>> BEGIN PROVIDED RECORDS
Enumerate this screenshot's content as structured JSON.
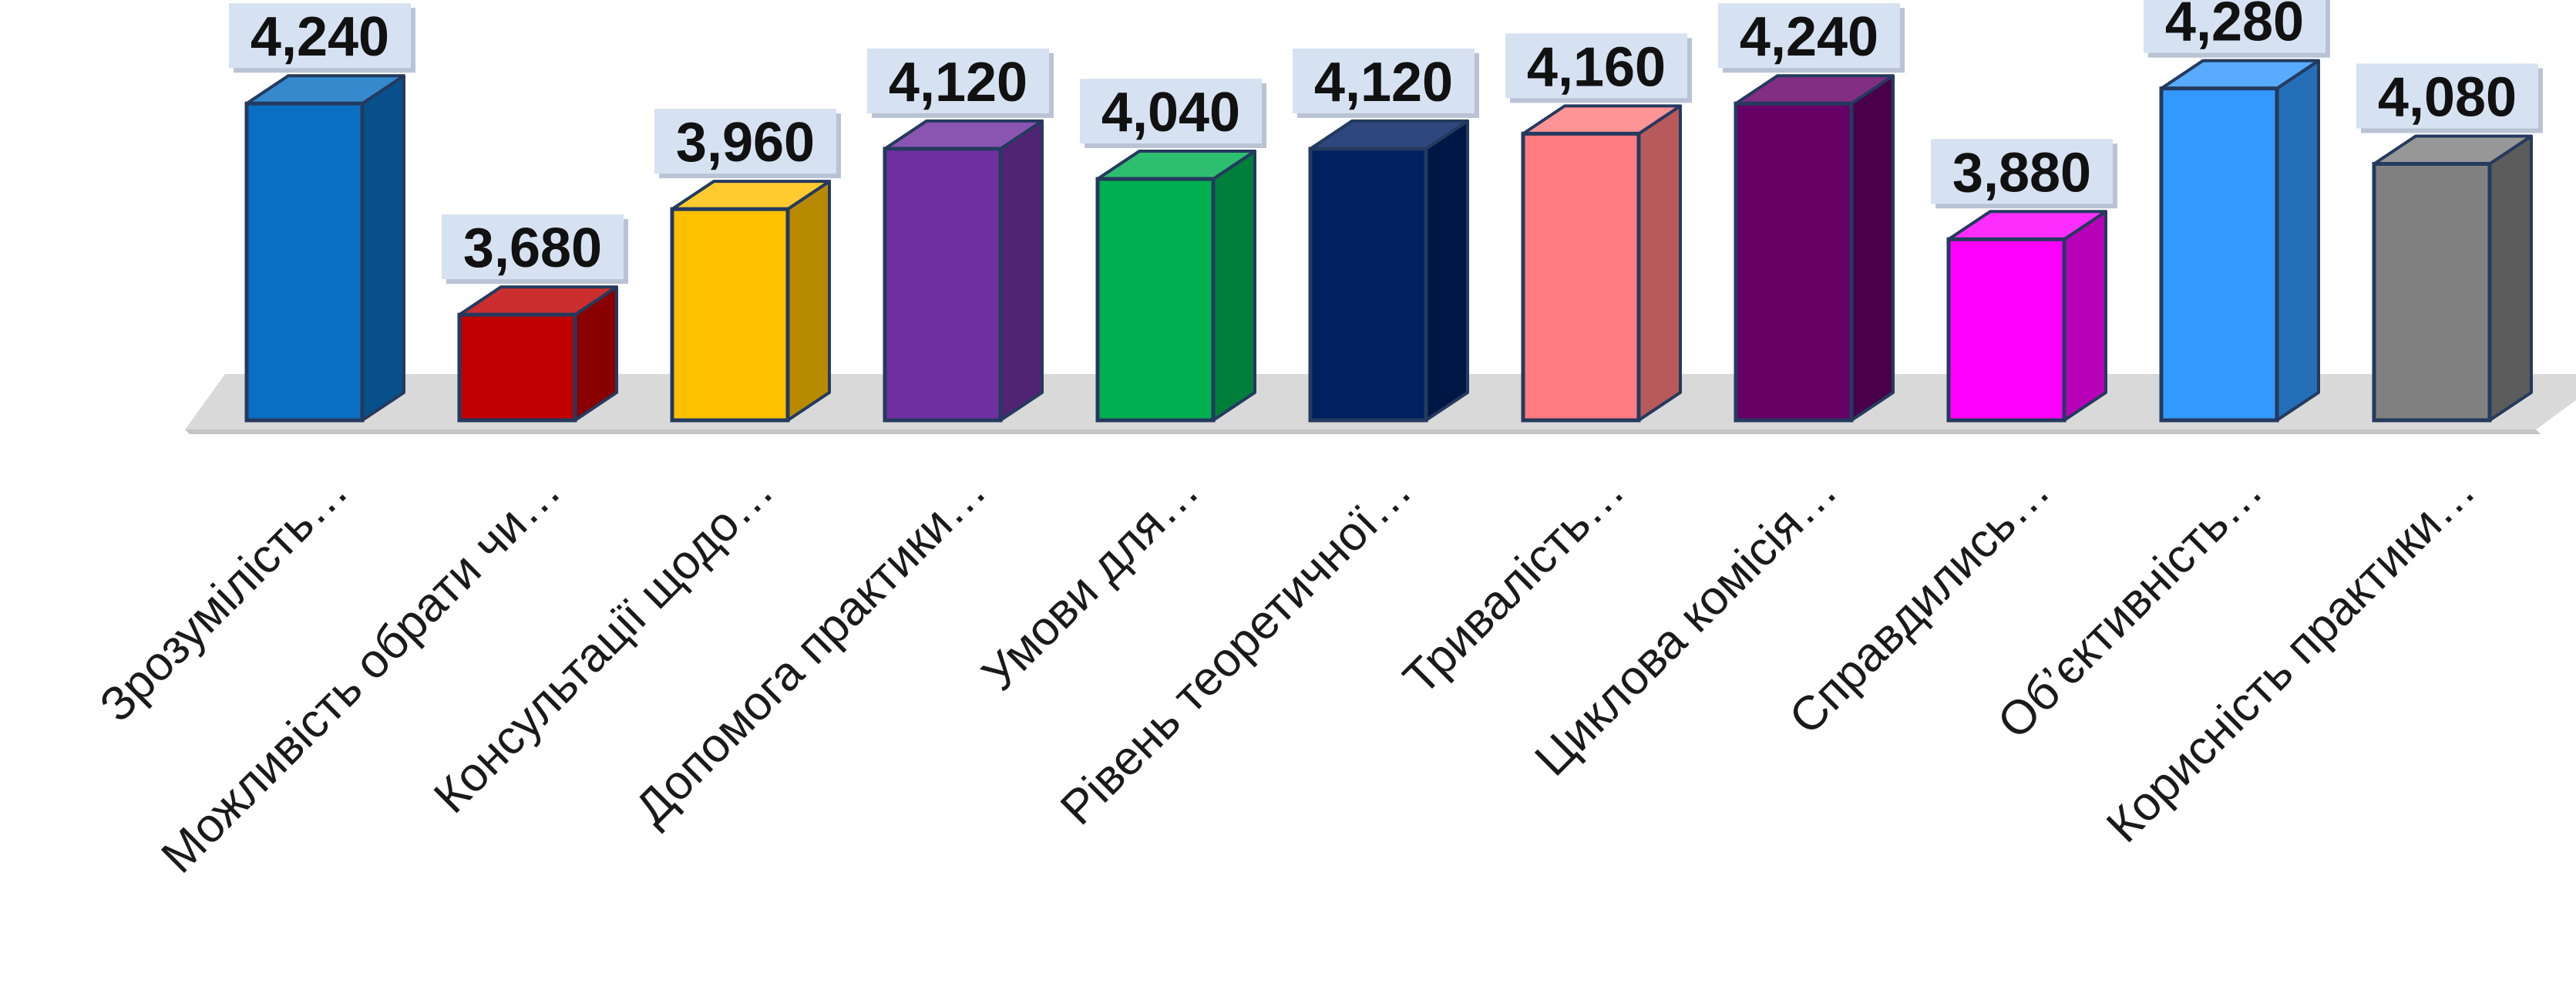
{
  "chart_data": {
    "type": "bar",
    "style": "3d-column",
    "categories": [
      "Зрозумілість…",
      "Можливість обрати чи…",
      "Консультації щодо…",
      "Допомога практики…",
      "Умови для…",
      "Рівень теоретичної…",
      "Тривалість…",
      "Циклова комісія…",
      "Справдились…",
      "Об’єктивність…",
      "Корисність практики…"
    ],
    "values": [
      4.24,
      3.68,
      3.96,
      4.12,
      4.04,
      4.12,
      4.16,
      4.24,
      3.88,
      4.28,
      4.08
    ],
    "value_labels": [
      "4,240",
      "3,680",
      "3,960",
      "4,120",
      "4,040",
      "4,120",
      "4,160",
      "4,240",
      "3,880",
      "4,280",
      "4,080"
    ],
    "colors": [
      "#0A6FC2",
      "#C00000",
      "#FFC000",
      "#7030A0",
      "#00B050",
      "#002060",
      "#FF7C80",
      "#660066",
      "#FF00FF",
      "#3399FF",
      "#808080"
    ],
    "ylim": [
      3.4,
      4.3
    ],
    "grid": false,
    "legend": "none",
    "title": "",
    "xlabel": "",
    "ylabel": ""
  }
}
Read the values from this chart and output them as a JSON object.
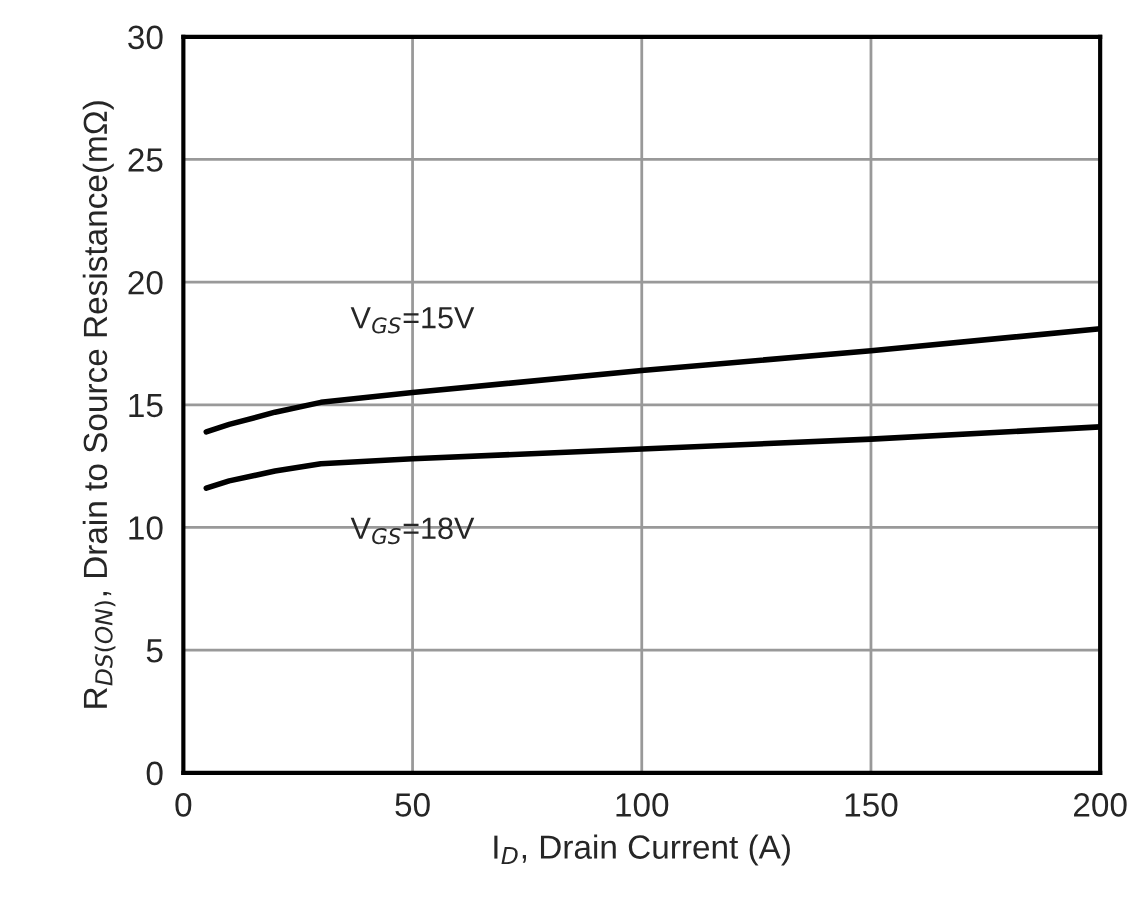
{
  "chart_data": {
    "type": "line",
    "xlabel": "I$_{D}$, Drain Current (A)",
    "ylabel": "R$_{DS(ON)}$, Drain to Source Resistance(mΩ)",
    "x": [
      5,
      10,
      20,
      30,
      50,
      100,
      150,
      200
    ],
    "series": [
      {
        "color": "#000000",
        "values": [
          13.9,
          14.2,
          14.7,
          15.1,
          15.5,
          16.4,
          17.2,
          18.1
        ]
      },
      {
        "color": "#000000",
        "values": [
          11.6,
          11.9,
          12.3,
          12.6,
          12.8,
          13.2,
          13.6,
          14.1
        ]
      }
    ],
    "annotations": [
      "V$_{GS}$=15V",
      "V$_{GS}$=18V"
    ],
    "xlim": [
      0,
      200
    ],
    "xticks": [
      0,
      50,
      100,
      150,
      200
    ],
    "ylim": [
      0,
      30
    ],
    "yticks": [
      0,
      5,
      10,
      15,
      20,
      25,
      30
    ],
    "grid": true
  }
}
>> END PROVIDED RECORDS
▶ **OBJECTIVE**
Print all of the entries word for word. Omit the pictures they contain.

▶ **THE ANSWER**
Enumerate this screenshot's content as structured JSON.
{
  "chart_data": {
    "type": "bar",
    "style": "3d-column",
    "categories": [
      "Зрозумілість…",
      "Можливість обрати чи…",
      "Консультації щодо…",
      "Допомога практики…",
      "Умови для…",
      "Рівень теоретичної…",
      "Тривалість…",
      "Циклова комісія…",
      "Справдились…",
      "Об’єктивність…",
      "Корисність практики…"
    ],
    "values": [
      4.24,
      3.68,
      3.96,
      4.12,
      4.04,
      4.12,
      4.16,
      4.24,
      3.88,
      4.28,
      4.08
    ],
    "value_labels": [
      "4,240",
      "3,680",
      "3,960",
      "4,120",
      "4,040",
      "4,120",
      "4,160",
      "4,240",
      "3,880",
      "4,280",
      "4,080"
    ],
    "colors": [
      "#0A6FC2",
      "#C00000",
      "#FFC000",
      "#7030A0",
      "#00B050",
      "#002060",
      "#FF7C80",
      "#660066",
      "#FF00FF",
      "#3399FF",
      "#808080"
    ],
    "ylim": [
      3.4,
      4.3
    ],
    "grid": false,
    "legend": "none",
    "title": "",
    "xlabel": "",
    "ylabel": ""
  }
}
Read the values from this chart and output them as a JSON object.
{
  "chart_data": {
    "type": "line",
    "xlabel": "I$_{D}$, Drain Current (A)",
    "ylabel": "R$_{DS(ON)}$, Drain to Source Resistance(mΩ)",
    "x": [
      5,
      10,
      20,
      30,
      50,
      100,
      150,
      200
    ],
    "series": [
      {
        "color": "#000000",
        "values": [
          13.9,
          14.2,
          14.7,
          15.1,
          15.5,
          16.4,
          17.2,
          18.1
        ]
      },
      {
        "color": "#000000",
        "values": [
          11.6,
          11.9,
          12.3,
          12.6,
          12.8,
          13.2,
          13.6,
          14.1
        ]
      }
    ],
    "annotations": [
      "V$_{GS}$=15V",
      "V$_{GS}$=18V"
    ],
    "xlim": [
      0,
      200
    ],
    "xticks": [
      0,
      50,
      100,
      150,
      200
    ],
    "ylim": [
      0,
      30
    ],
    "yticks": [
      0,
      5,
      10,
      15,
      20,
      25,
      30
    ],
    "grid": true
  }
}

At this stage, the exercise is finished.